Excerpted text:
A montage of images showing 3D scans of mouse spleens and kidneys
From left to right 1 - Tile scan 3D confocal image showing a mouse spleen with multicolour immunolabeling for endothelial cell and pericyte markers. Blue shows cell nuclei stained with TO-PRO-3. 2 - Tile scan 3D confocal image showing a mouse spleen with multicolour immunolabeling for endothelial cell and pericyte markers. 3 - Tile scan 3D confocal image showing a mouse kidney with multicolour immunolabeling for endothelial cell and pericyte markers. Blue shows cell nuclei stained with TO-PRO-3. 4 - Tile scan 3D confocal image showing a mouse kidney with multicolour immunolabeling for endothelial cell and pericyte markers.

Cellular and physiological activity in the body declines over time with age, resulting in a loss of tissue and organ function and the potential risk of major health conditions such as cancer or cardiovascular disease. What is less understood are age-related changes in the tissue microenvironment such as the blood vessels.

Blood vessels are an essential component in maintaining tissue function not only because they form vital transport routes around the body, but also because blood vessels engage in signalling with neighbouring cells within the tissues thereby governing their behaviour. For example, blood vessels provide nurturing niches for stem/progenitor cells and regulate their stemness and fate. Therefore, any vascular changes have the potential to reveal microenvironmental triggers impacting the aging process.

For the study which appears in Science Advances Anjali Kusumbe’s group examined 1000’s of confocal images across several murine and human organs. “The cellular aspects of aging have been extensively studied and we understand how they affect tissue function. Our goal was to understand age-related changes to blood vessels, the vascular system, by comparing young and aging tissues from several organs through 3D imaging.” said Anjali.

3D imaging showed the vascular microenvironments of the kidney, muscle, spleen, thymus, liver, lung, uterus, heart, bladder, brain, skin, and the gut. By comparing young and aging tissues from several organs the study revealed a loss of vascular abundance and differentiation of pericytes into fibroblasts as the key features of aging tissue. Pericytes are the cells lining the blood vessels and support vascular functions while fibroblasts are known drivers for disease conditions such as fibrosis and arthritis.

Stored data entries:
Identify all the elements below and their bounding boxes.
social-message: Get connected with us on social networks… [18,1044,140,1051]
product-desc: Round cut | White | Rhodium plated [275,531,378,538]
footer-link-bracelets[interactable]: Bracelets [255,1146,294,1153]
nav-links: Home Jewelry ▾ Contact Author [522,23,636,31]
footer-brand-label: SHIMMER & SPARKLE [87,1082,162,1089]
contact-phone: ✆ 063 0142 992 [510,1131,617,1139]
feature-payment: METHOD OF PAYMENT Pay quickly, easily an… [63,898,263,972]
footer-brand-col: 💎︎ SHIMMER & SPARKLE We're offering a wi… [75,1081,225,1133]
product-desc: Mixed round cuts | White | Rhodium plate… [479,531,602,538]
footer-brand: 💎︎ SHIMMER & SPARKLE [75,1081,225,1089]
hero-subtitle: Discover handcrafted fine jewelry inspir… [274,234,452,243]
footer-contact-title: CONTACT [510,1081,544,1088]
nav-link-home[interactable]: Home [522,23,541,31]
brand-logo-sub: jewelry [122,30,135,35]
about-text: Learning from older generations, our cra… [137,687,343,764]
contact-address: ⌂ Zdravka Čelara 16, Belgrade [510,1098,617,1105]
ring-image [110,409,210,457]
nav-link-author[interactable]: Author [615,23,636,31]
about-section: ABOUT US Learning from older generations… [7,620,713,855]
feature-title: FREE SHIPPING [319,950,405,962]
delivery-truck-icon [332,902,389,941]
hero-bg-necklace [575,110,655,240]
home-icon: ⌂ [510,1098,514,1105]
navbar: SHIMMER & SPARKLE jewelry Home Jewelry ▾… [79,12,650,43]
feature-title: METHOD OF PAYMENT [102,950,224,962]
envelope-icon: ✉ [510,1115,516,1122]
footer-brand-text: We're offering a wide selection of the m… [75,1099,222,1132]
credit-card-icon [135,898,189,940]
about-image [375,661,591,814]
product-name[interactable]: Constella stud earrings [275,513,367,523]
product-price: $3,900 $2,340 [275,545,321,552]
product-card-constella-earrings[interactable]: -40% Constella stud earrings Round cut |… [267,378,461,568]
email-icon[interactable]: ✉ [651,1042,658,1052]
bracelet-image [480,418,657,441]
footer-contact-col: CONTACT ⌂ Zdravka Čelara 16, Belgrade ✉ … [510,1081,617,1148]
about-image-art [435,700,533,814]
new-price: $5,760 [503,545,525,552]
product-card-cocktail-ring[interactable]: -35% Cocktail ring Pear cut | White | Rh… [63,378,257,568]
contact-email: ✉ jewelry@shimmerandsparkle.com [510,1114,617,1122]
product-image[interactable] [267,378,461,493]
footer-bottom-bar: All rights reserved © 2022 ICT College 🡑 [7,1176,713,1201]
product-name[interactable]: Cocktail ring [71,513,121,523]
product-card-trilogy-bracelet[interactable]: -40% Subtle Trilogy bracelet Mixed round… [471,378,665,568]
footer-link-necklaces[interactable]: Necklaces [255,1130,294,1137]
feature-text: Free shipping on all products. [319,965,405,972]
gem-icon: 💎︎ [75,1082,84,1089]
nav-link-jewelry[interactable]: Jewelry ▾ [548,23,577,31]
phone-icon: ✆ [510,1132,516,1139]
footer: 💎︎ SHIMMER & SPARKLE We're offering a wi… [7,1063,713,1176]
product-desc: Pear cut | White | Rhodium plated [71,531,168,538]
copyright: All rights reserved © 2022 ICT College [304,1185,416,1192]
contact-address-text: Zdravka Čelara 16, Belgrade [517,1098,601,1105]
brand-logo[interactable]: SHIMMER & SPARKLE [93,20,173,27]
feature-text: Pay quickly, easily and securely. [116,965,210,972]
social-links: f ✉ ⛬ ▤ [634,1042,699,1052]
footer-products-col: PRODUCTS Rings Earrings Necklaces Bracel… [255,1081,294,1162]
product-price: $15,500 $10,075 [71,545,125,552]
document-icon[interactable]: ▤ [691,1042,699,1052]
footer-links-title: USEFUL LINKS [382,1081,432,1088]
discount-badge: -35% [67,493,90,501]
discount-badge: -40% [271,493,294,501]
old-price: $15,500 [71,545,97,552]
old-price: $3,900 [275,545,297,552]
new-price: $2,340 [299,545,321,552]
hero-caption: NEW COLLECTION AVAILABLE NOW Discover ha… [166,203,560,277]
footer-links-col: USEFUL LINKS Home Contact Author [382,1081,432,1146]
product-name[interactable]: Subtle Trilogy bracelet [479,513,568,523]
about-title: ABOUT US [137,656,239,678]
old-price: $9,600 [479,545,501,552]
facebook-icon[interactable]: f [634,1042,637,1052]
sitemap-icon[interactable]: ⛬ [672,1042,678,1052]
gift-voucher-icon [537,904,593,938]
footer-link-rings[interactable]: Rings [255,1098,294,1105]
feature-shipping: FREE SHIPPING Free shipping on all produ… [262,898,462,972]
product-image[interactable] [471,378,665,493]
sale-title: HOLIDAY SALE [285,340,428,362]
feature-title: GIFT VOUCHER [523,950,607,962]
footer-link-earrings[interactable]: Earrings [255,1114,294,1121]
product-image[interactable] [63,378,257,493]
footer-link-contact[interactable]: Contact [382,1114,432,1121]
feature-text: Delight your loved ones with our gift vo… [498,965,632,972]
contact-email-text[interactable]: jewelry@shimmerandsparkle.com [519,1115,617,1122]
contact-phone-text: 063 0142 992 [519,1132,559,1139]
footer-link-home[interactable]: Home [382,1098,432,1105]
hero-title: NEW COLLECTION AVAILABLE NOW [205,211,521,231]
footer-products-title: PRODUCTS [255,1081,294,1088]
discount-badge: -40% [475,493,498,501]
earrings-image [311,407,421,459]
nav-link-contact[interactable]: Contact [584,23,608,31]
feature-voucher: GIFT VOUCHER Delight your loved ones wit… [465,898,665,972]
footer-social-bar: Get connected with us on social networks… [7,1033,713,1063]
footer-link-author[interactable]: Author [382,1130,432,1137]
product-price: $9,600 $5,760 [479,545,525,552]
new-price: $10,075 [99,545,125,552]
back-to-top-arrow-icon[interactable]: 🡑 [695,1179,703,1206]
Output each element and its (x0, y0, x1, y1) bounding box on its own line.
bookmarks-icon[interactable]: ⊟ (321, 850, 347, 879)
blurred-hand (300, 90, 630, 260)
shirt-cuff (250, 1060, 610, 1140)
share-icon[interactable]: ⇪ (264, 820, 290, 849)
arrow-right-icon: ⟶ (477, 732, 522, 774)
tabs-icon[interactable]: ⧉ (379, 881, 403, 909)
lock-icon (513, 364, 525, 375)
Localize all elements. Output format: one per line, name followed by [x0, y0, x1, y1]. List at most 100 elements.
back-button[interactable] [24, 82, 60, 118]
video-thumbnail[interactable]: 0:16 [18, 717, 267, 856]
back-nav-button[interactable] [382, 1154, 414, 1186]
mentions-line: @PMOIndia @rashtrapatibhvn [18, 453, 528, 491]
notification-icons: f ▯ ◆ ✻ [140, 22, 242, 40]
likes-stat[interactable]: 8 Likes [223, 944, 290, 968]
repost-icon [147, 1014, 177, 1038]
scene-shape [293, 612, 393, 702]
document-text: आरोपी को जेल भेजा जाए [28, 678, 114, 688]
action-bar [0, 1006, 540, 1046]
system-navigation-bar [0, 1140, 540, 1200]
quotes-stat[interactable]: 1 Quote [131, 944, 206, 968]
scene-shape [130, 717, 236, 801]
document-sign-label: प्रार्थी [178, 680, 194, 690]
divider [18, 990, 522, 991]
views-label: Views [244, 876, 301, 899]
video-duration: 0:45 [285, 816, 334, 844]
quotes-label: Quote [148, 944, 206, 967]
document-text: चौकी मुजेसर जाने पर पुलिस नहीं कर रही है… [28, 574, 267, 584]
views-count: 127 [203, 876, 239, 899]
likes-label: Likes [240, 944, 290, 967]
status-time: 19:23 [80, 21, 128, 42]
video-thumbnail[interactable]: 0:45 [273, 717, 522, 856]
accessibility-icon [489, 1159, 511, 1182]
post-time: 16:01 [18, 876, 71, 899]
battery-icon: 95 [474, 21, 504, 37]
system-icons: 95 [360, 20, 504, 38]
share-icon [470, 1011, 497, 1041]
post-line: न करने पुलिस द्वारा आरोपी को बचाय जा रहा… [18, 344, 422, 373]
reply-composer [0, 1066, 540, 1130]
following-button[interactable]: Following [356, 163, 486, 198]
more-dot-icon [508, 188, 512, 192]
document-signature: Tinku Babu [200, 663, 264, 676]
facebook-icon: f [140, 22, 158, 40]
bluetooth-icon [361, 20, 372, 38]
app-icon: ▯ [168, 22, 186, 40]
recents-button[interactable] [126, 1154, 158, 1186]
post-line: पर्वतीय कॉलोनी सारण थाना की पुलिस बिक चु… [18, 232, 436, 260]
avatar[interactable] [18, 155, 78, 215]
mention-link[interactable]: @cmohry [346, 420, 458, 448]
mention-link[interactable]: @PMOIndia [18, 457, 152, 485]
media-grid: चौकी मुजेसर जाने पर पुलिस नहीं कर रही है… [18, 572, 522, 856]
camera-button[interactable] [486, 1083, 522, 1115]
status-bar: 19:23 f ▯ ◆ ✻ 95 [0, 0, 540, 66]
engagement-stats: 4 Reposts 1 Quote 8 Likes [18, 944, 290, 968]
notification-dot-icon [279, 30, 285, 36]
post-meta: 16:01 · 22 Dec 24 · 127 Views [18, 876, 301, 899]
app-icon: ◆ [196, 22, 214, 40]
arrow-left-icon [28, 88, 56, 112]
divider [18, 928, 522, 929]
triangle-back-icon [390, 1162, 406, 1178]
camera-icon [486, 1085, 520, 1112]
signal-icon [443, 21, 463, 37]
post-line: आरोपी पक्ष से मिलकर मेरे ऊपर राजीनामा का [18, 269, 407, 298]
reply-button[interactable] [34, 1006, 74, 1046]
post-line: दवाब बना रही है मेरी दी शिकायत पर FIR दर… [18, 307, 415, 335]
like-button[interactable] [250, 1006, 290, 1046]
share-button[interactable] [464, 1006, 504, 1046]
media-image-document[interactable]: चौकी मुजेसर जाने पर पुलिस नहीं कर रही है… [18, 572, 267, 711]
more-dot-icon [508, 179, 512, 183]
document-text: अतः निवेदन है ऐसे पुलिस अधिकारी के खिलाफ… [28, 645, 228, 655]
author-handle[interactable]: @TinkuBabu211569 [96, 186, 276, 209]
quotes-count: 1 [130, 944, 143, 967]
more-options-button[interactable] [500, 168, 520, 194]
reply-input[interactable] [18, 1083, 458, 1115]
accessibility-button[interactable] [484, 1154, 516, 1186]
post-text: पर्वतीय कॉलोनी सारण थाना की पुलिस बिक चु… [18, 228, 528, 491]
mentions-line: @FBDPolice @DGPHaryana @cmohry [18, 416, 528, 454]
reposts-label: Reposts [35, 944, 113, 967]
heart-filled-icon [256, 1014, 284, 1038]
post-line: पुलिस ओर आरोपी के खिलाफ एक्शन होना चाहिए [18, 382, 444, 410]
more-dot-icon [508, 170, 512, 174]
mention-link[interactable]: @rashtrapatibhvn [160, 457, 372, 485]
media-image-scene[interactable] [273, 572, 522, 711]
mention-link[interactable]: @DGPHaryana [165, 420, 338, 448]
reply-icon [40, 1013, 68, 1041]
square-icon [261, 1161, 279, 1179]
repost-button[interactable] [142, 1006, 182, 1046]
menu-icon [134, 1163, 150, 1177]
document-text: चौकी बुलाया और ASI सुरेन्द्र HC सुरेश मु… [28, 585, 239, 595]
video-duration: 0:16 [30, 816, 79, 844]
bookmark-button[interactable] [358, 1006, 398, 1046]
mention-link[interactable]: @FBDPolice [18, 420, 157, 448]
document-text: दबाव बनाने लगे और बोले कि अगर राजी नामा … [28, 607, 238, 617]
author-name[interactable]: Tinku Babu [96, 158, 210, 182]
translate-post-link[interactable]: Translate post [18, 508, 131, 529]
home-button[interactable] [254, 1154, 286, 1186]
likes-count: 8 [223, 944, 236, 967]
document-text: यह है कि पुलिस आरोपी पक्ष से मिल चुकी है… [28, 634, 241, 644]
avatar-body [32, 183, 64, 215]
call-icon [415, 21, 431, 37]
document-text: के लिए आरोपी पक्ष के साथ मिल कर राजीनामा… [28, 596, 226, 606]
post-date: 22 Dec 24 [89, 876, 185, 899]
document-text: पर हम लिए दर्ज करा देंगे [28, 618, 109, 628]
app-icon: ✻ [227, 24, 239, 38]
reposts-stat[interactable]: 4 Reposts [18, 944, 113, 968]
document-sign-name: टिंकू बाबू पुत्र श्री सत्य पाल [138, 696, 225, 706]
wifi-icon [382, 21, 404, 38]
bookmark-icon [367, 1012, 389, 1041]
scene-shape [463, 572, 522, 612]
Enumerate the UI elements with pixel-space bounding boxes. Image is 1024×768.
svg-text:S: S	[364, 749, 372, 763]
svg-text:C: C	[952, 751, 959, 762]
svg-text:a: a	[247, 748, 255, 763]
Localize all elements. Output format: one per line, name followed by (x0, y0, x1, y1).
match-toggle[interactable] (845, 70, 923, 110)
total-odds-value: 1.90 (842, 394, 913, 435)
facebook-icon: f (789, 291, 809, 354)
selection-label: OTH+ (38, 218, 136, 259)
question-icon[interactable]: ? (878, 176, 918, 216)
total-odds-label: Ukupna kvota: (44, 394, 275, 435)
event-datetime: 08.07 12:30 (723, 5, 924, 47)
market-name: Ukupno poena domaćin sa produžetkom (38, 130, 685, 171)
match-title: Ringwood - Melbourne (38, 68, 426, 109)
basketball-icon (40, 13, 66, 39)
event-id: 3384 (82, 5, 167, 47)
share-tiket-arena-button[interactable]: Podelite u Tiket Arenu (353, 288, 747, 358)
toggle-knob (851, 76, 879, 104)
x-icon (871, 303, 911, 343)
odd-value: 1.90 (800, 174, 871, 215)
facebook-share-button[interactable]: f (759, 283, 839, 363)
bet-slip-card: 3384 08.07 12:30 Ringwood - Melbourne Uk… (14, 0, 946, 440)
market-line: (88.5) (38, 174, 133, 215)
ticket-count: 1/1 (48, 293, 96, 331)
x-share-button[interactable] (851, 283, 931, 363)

Problems to work on:
**1.** List every disease or health condition named in the text on aging blood vessels.
**2.** In which journal does the study described in the text on aging blood vessels appear?
**3.** Say whether each statement agrees with the text on aging blood vessels, quoting the words that decide it:
(a) The study identified the differentiation of pericytes into fibroblasts as a key feature of aging tissue.
(b) The group examined confocal images from mouse organs only.
(c) In some of the montage images, blue marks cell nuclei stained with TO-PRO-3.

Expected outputs:
**1.** cancer, cardiovascular disease, fibrosis, arthritis

**2.** Science Advances

**3.**
(a) Yes: "differentiation of pericytes into fibroblasts as the key features of aging tissue"
(b) No: "across several murine and human organs"
(c) Yes: "Blue shows cell nuclei stained with TO-PRO-3."